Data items
***

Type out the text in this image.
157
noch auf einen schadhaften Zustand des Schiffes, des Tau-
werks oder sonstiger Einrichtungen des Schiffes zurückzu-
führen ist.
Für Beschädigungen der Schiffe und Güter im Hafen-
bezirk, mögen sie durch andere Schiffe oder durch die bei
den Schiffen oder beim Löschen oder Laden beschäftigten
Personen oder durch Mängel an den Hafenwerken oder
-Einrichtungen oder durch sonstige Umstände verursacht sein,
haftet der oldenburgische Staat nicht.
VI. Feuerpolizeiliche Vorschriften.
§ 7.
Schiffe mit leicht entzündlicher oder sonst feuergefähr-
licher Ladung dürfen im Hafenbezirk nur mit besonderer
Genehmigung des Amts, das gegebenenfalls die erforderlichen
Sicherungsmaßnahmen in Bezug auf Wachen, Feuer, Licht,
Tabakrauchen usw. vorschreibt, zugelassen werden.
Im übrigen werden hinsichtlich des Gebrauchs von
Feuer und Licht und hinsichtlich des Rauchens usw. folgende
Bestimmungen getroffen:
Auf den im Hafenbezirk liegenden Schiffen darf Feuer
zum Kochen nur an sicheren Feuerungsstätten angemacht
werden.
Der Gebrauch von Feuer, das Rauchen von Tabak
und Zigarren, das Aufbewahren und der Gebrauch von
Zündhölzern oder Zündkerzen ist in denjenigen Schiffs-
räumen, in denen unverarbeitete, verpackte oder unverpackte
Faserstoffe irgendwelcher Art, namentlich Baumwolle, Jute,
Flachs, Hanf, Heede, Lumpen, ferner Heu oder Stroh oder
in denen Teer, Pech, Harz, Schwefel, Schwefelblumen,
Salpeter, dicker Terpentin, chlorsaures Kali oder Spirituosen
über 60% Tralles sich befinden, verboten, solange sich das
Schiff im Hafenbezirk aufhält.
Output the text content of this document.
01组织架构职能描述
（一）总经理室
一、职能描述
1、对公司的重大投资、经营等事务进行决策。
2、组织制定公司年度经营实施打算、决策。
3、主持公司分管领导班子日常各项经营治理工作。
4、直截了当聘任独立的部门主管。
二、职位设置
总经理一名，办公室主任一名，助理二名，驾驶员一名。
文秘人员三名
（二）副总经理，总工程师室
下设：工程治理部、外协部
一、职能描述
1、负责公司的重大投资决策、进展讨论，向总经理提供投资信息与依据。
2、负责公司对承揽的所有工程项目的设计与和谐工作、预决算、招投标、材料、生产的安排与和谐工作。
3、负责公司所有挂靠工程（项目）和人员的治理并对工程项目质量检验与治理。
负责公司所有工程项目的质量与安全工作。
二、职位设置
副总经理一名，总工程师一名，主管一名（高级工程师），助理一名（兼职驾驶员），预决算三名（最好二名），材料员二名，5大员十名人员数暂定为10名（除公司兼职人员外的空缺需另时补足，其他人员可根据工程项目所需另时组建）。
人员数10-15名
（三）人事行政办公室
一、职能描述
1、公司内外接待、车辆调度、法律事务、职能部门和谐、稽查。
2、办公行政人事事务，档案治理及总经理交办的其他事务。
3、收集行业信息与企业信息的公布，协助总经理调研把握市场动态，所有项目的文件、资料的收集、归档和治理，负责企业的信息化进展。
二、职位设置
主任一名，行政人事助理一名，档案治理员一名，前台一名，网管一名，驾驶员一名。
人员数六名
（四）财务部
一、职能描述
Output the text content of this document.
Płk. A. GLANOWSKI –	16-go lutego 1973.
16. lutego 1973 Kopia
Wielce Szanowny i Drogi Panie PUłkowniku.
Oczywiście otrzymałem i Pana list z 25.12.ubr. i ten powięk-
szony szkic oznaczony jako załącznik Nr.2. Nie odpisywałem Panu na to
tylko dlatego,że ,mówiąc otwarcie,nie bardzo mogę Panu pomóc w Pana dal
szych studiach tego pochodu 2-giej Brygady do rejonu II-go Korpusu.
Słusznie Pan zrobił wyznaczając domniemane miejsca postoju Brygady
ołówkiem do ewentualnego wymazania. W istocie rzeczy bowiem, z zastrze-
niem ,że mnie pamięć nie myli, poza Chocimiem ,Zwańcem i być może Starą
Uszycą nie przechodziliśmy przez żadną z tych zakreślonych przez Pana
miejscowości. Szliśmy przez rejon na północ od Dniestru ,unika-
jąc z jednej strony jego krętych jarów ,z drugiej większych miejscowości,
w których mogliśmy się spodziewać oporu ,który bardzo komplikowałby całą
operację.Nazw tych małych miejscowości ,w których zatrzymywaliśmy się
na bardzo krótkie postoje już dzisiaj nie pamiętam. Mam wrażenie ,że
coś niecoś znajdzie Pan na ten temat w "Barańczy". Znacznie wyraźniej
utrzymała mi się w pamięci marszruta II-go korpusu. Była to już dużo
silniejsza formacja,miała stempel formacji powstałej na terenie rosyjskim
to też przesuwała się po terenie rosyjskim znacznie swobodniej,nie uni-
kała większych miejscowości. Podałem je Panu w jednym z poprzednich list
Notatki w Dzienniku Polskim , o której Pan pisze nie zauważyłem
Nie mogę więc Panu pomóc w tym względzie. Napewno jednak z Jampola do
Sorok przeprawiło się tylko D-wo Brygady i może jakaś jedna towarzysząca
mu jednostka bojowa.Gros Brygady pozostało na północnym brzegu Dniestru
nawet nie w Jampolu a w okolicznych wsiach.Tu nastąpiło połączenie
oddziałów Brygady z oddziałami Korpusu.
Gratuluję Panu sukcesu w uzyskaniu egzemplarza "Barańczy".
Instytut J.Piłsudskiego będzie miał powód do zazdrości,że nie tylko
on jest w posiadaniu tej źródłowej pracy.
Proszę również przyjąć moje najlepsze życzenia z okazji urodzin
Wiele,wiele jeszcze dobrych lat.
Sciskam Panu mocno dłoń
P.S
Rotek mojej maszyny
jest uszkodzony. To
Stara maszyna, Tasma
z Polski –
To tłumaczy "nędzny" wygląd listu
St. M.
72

***

**DIRECTIVE**
Spot every line that holds "Dniestru" and copy it.

**WRITTEN RESPONSE**
miejscowości. Szliśmy przez rejon na północ od Dniestru ,unika-
mu jednostka bojowa.Gros Brygady pozostało na północnym brzegu Dniestru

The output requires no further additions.